» **Task directions**
Below are some records. Copy every line in them that holds "with".

» **Provided records**
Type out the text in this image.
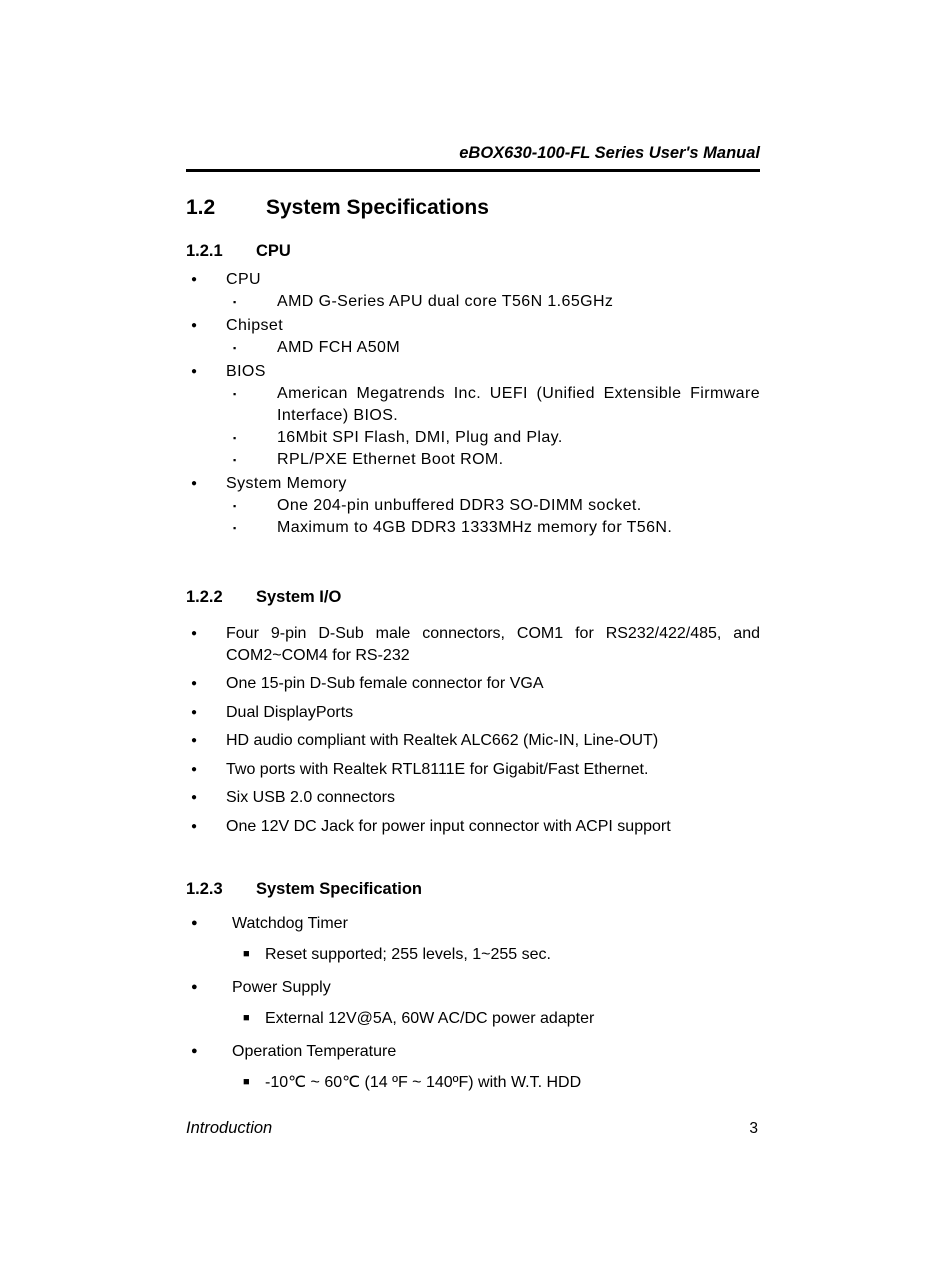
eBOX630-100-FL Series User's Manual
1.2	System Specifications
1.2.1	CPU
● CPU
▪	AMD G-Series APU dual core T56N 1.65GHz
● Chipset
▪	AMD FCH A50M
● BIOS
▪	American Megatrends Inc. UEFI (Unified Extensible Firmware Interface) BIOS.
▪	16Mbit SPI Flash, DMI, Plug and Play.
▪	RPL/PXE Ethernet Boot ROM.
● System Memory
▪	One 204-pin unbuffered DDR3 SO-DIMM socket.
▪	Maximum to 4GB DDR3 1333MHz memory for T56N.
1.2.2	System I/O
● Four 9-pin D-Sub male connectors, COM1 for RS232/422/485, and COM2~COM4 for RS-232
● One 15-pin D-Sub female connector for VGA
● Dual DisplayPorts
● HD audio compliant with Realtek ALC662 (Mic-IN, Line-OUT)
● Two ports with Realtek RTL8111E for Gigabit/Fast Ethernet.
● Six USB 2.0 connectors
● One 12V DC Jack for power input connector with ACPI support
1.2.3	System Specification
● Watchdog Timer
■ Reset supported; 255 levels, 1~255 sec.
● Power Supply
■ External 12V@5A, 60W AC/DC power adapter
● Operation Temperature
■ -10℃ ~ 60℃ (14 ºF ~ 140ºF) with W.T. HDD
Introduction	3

» **Output below**
● HD audio compliant with Realtek ALC662 (Mic-IN, Line-OUT)
● Two ports with Realtek RTL8111E for Gigabit/Fast Ethernet.
● One 12V DC Jack for power input connector with ACPI support
■ -10℃ ~ 60℃ (14 ºF ~ 140ºF) with W.T. HDD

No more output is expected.